Dataset items
◇ ◇ ◇ ◇ ◇

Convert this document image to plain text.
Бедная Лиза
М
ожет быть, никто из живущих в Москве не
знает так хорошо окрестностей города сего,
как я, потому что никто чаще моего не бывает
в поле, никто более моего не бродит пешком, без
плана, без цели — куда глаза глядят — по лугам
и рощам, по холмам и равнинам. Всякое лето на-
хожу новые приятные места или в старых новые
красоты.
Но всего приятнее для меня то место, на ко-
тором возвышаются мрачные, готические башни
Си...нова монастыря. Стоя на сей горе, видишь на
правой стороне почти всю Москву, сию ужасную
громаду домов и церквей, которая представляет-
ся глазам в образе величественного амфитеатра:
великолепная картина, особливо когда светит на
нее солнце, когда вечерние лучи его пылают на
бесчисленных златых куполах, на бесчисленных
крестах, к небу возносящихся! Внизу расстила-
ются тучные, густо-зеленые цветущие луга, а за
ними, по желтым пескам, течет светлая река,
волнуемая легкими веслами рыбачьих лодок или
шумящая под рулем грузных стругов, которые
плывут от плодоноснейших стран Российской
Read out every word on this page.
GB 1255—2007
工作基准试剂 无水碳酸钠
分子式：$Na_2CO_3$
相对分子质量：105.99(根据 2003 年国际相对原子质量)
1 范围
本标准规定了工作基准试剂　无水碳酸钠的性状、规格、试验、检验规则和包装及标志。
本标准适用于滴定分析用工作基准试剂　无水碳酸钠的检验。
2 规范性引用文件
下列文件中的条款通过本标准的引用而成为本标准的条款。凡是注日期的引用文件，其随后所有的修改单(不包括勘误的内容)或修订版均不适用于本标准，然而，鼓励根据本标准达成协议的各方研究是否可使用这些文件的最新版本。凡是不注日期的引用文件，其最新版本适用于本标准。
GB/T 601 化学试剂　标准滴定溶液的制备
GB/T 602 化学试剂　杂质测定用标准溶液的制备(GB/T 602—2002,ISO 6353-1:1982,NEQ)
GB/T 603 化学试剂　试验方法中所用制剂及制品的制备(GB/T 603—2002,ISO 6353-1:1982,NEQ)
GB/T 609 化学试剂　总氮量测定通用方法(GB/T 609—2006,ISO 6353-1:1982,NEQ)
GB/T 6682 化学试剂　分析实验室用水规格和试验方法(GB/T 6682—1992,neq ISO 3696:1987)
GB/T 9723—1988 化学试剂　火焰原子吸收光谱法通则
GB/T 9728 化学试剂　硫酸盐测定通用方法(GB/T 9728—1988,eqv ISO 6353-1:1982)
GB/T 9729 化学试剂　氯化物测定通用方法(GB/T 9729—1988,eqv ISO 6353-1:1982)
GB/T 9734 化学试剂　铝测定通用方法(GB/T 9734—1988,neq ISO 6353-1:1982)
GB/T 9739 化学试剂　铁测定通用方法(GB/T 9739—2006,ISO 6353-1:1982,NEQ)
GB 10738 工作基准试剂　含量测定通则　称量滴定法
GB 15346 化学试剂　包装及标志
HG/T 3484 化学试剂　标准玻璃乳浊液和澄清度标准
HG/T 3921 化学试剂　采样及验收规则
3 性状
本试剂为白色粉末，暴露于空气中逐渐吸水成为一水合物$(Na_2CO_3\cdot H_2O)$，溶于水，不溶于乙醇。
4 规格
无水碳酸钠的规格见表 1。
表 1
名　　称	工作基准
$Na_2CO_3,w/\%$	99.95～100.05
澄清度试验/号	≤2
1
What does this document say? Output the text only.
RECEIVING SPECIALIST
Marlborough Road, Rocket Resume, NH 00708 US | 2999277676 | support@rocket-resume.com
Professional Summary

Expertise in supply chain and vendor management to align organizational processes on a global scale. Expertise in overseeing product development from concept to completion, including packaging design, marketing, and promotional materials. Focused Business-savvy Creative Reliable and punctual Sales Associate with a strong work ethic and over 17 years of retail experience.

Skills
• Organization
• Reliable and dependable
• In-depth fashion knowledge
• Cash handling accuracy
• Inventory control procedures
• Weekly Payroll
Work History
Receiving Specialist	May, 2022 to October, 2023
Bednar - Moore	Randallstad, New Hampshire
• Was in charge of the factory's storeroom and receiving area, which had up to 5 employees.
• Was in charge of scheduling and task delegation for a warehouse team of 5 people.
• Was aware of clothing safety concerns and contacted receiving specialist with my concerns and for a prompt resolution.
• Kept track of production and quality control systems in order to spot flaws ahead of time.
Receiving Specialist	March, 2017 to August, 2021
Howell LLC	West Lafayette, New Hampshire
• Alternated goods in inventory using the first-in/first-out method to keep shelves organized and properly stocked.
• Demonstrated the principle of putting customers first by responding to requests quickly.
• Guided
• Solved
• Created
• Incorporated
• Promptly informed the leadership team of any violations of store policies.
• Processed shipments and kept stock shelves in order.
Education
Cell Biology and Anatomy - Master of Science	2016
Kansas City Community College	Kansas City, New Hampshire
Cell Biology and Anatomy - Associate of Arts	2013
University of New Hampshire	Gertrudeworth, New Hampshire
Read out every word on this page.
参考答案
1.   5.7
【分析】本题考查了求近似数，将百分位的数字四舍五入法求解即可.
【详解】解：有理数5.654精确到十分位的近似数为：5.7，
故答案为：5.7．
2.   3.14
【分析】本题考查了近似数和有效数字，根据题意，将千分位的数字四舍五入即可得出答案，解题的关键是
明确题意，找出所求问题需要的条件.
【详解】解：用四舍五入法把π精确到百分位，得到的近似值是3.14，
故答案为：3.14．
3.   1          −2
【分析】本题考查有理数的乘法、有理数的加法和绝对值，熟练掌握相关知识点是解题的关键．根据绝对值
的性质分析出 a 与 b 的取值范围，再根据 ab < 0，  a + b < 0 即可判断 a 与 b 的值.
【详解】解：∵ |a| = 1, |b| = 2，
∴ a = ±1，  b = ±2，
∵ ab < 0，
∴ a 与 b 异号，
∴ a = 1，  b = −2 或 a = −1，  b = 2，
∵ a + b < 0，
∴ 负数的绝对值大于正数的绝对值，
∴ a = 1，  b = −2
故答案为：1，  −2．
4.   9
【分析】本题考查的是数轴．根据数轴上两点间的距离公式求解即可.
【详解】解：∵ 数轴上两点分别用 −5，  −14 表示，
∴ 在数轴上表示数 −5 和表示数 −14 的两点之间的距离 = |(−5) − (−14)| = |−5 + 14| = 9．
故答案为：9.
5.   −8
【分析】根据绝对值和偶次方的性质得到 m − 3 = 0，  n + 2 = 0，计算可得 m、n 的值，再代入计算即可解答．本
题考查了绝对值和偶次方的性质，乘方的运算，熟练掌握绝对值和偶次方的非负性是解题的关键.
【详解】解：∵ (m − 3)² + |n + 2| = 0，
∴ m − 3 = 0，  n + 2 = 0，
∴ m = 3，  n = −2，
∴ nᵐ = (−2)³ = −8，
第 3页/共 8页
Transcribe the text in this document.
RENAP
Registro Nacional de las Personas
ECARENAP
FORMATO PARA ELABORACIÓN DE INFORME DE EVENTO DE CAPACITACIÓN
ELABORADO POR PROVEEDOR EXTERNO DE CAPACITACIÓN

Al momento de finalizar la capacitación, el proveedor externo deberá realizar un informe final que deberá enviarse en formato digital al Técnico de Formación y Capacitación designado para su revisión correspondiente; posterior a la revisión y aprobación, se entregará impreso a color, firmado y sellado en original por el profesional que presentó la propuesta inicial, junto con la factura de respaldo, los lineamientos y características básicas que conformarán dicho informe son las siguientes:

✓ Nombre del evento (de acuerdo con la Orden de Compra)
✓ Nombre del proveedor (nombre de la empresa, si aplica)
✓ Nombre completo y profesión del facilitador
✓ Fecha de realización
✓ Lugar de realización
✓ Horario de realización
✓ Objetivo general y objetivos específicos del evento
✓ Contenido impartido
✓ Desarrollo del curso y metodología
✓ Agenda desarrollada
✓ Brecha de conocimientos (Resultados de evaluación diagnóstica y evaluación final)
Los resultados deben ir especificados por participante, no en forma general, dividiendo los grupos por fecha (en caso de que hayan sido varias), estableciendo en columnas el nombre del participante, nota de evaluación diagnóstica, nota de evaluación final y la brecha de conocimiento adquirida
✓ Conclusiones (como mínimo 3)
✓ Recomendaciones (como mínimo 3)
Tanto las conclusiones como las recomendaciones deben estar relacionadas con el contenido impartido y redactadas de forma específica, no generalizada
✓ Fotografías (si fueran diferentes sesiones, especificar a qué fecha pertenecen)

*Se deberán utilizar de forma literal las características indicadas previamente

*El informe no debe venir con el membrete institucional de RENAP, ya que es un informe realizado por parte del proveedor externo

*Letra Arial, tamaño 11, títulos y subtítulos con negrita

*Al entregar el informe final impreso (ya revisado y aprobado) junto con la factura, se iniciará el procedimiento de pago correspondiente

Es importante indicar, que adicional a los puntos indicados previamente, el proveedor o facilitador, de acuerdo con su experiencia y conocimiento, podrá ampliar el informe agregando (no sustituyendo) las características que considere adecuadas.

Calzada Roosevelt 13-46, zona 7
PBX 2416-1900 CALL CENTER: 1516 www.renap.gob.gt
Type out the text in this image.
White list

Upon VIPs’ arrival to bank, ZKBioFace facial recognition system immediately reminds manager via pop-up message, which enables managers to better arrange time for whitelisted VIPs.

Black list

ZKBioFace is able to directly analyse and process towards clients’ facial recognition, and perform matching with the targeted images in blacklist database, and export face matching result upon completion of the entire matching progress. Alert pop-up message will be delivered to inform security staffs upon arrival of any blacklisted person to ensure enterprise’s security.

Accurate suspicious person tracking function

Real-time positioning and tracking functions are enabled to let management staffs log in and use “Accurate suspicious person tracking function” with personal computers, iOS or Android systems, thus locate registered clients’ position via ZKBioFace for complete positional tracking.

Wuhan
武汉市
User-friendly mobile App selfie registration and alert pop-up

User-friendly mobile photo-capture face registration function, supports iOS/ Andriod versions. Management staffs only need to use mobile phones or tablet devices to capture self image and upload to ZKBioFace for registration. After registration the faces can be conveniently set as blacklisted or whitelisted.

◇ ◇ ◇ ◇ ◇

From the records above, copy every line that holds the word "shelves".

ANSWER TO THE TASK
• Alternated goods in inventory using the first-in/first-out method to keep shelves organized and properly stocked.
• Processed shipments and kept stock shelves in order.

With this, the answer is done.